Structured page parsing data

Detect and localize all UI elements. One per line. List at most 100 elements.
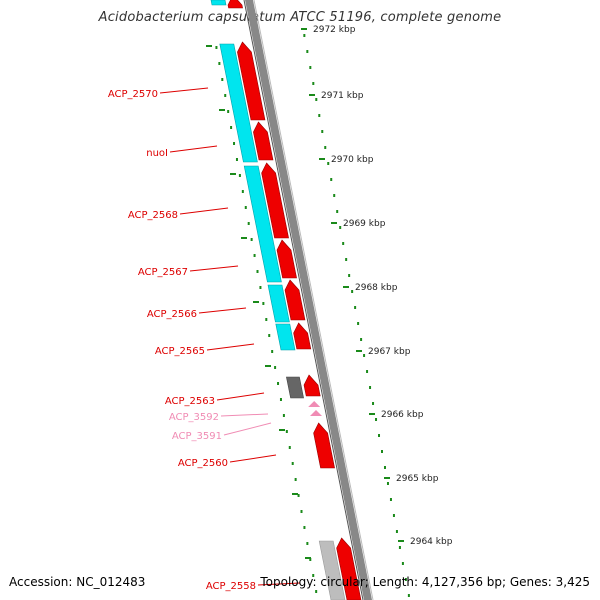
cog-segment (219, 43, 258, 163)
scale-tick (279, 398, 282, 401)
scale-tick (306, 542, 309, 545)
label-leaders (159, 87, 301, 586)
scale-tick (274, 366, 277, 369)
label-leader-line (159, 87, 209, 94)
scale-tick (253, 254, 256, 257)
label-leader-line (169, 145, 218, 153)
pseudo-segment (286, 376, 304, 399)
scale-labels: 2972 kbp 2971 kbp 2970 kbp 2969 kbp 2968 kbp… (301, 25, 453, 547)
scale-tick (381, 450, 383, 453)
backbone-band (245, 0, 372, 600)
scale-tick (244, 206, 247, 209)
gene-labels: ACP_2570 nuoI ACP_2568 ACP_2567 ACP_2566 ACP_… (108, 89, 256, 592)
scale-tick (345, 258, 348, 261)
scale-tick (221, 78, 224, 81)
genome-stats: Topology: circular; Length: 4,127,356 bp… (260, 575, 590, 589)
gene-label: ACP_2565 (155, 346, 205, 357)
gene-label: ACP_2570 (108, 89, 158, 100)
cog-track (210, 0, 346, 600)
scale-tick (357, 322, 360, 325)
scale-tick (404, 578, 407, 581)
scale-tick (235, 158, 238, 161)
gene-label: ACP_2563 (165, 396, 215, 407)
scale-tick (315, 590, 318, 593)
scale-tick (395, 530, 398, 533)
scale-tick (285, 430, 288, 433)
scale-tick (315, 98, 318, 101)
scale-tick (318, 114, 321, 117)
scale-tick (321, 130, 324, 133)
gene-label: ACP_3592 (169, 412, 219, 423)
outer-scale-ticks (303, 34, 410, 597)
scale-tick (256, 270, 259, 273)
label-leader-line (198, 307, 247, 314)
scale-tick (294, 478, 297, 481)
scale-tick (372, 402, 375, 405)
scale-tick (271, 350, 274, 353)
scale-label: 2970 kbp (331, 155, 374, 165)
accession-text: Accession: NC_012483 (9, 575, 146, 589)
gene-label: ACP_2567 (138, 267, 188, 278)
label-leader-line (223, 422, 272, 436)
backbone-highlight (253, 0, 374, 600)
scale-tick (303, 526, 306, 529)
cog-segment (210, 0, 227, 6)
scale-tick (250, 238, 253, 241)
scale-label: 2966 kbp (381, 410, 424, 420)
gene-label: ACP_2558 (206, 581, 256, 592)
scale-tick (288, 446, 291, 449)
scale-tick (330, 178, 333, 181)
scale-tick (224, 94, 227, 97)
gene-label: ACP_2560 (178, 458, 228, 469)
scale-tick (366, 370, 369, 373)
scale-tick (309, 66, 312, 69)
scale-tick (378, 434, 381, 437)
cog-segment (275, 323, 296, 351)
scale-tick (351, 290, 354, 293)
scale-tick (398, 546, 401, 549)
scale-tick (369, 386, 372, 389)
label-leader-line (206, 343, 255, 351)
backbone (243, 0, 374, 600)
scale-tick (233, 142, 236, 145)
scale-label: 2969 kbp (343, 219, 386, 229)
scale-tick (306, 50, 309, 53)
label-leader-line (220, 413, 269, 417)
scale-tick (401, 562, 404, 565)
label-leader-line (229, 454, 277, 463)
cds-arrow (261, 162, 289, 239)
scale-tick (333, 194, 336, 197)
scale-tick (227, 110, 230, 113)
scale-label: 2971 kbp (321, 91, 364, 101)
scale-tick (241, 190, 244, 193)
gene-label: nuoI (146, 148, 168, 159)
scale-tick (218, 62, 221, 65)
scale-tick (277, 382, 280, 385)
scale-tick (354, 306, 357, 309)
scale-tick (327, 162, 330, 165)
scale-tick (259, 286, 262, 289)
scale-tick (383, 466, 386, 469)
rna-mark (310, 410, 322, 416)
cds-arrow (227, 0, 243, 9)
label-leader-line (216, 392, 265, 401)
scale-tick (238, 174, 241, 177)
cds-track (227, 0, 362, 600)
scale-tick (342, 242, 345, 245)
gene-label: ACP_2566 (147, 309, 197, 320)
scale-label: 2967 kbp (368, 347, 411, 357)
scale-tick (348, 274, 351, 277)
cog-segment (267, 284, 290, 323)
cds-arrow (253, 121, 274, 161)
scale-tick (312, 82, 315, 85)
label-leader-line (179, 207, 229, 215)
scale-label: 2972 kbp (313, 25, 356, 35)
scale-tick (262, 302, 265, 305)
scale-tick (336, 210, 339, 213)
scale-tick (215, 46, 218, 49)
scale-tick (407, 594, 410, 597)
scale-tick (312, 574, 315, 577)
scale-label: 2964 kbp (410, 537, 453, 547)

Task goal:
Go through the data and show every line where "backbone" occurs.

Solved problem:
backbone-band (245, 0, 372, 600)
backbone-highlight (253, 0, 374, 600)
backbone (243, 0, 374, 600)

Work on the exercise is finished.